Data listing
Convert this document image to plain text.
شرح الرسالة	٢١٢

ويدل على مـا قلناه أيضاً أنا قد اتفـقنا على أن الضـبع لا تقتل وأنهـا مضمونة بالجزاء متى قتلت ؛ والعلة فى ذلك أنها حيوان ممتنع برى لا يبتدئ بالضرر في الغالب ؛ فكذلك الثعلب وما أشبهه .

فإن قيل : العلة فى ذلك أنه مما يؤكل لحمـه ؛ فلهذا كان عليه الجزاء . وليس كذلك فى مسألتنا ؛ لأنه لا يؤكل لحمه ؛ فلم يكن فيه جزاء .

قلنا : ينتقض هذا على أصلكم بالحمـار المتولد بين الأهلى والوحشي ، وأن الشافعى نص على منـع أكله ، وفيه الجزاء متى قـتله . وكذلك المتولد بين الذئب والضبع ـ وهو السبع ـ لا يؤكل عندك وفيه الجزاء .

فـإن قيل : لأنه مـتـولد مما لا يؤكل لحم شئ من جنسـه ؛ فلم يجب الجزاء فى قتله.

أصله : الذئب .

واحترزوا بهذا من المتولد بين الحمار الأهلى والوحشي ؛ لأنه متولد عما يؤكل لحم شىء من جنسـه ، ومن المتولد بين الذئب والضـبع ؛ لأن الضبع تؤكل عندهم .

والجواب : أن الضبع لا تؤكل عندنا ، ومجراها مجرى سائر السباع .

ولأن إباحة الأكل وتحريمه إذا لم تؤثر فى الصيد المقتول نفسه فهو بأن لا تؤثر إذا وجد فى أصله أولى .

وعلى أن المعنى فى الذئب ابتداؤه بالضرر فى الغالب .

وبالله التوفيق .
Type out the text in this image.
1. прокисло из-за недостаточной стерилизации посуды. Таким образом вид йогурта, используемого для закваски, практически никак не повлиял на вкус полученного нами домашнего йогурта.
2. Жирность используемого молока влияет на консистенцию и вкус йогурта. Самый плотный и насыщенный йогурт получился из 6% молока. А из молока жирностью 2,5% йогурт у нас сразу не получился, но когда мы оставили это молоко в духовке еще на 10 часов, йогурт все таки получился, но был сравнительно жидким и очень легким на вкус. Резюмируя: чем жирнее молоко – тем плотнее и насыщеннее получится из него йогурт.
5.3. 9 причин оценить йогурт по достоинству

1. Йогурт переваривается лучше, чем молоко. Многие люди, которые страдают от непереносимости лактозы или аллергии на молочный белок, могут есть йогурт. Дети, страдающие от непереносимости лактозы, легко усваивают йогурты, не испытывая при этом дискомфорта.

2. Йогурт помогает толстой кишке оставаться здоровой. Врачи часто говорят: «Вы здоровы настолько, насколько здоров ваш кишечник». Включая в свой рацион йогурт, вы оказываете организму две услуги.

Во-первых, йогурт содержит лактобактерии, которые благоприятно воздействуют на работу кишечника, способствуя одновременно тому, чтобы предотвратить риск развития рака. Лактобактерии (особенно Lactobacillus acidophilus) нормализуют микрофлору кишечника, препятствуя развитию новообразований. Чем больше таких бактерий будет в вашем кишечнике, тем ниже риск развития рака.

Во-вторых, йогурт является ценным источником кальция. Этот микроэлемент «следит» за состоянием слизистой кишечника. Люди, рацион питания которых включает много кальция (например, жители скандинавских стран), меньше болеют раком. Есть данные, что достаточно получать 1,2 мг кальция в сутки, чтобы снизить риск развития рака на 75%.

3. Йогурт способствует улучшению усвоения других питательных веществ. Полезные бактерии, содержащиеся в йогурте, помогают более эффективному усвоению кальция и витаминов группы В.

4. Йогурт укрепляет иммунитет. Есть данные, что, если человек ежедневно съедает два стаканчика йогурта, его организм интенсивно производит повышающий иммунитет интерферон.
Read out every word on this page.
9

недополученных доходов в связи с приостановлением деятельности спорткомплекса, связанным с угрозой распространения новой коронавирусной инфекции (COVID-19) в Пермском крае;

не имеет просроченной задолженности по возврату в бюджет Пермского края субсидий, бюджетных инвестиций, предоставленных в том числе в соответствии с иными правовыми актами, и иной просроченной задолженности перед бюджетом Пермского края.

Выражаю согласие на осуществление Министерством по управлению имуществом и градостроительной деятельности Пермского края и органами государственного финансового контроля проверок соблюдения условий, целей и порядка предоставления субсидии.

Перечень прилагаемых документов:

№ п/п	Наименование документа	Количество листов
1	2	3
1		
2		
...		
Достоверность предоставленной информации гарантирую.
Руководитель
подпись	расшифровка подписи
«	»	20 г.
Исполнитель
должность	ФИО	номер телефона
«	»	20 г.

WRITTEN INSTRUCTION — Write out exactly the lines of the entries above that run from the line containing "Read out every word on this page." through the last line, including both.

THE ANSWER —
Read out every word on this page.
9

недополученных доходов в связи с приостановлением деятельности спорткомплекса, связанным с угрозой распространения новой коронавирусной инфекции (COVID-19) в Пермском крае;

не имеет просроченной задолженности по возврату в бюджет Пермского края субсидий, бюджетных инвестиций, предоставленных в том числе в соответствии с иными правовыми актами, и иной просроченной задолженности перед бюджетом Пермского края.

Выражаю согласие на осуществление Министерством по управлению имуществом и градостроительной деятельности Пермского края и органами государственного финансового контроля проверок соблюдения условий, целей и порядка предоставления субсидии.

Перечень прилагаемых документов:

№ п/п	Наименование документа	Количество листов
1	2	3
1		
2		
...		
Достоверность предоставленной информации гарантирую.
Руководитель
подпись	расшифровка подписи
«	»	20 г.
Исполнитель
должность	ФИО	номер телефона
«	»	20 г.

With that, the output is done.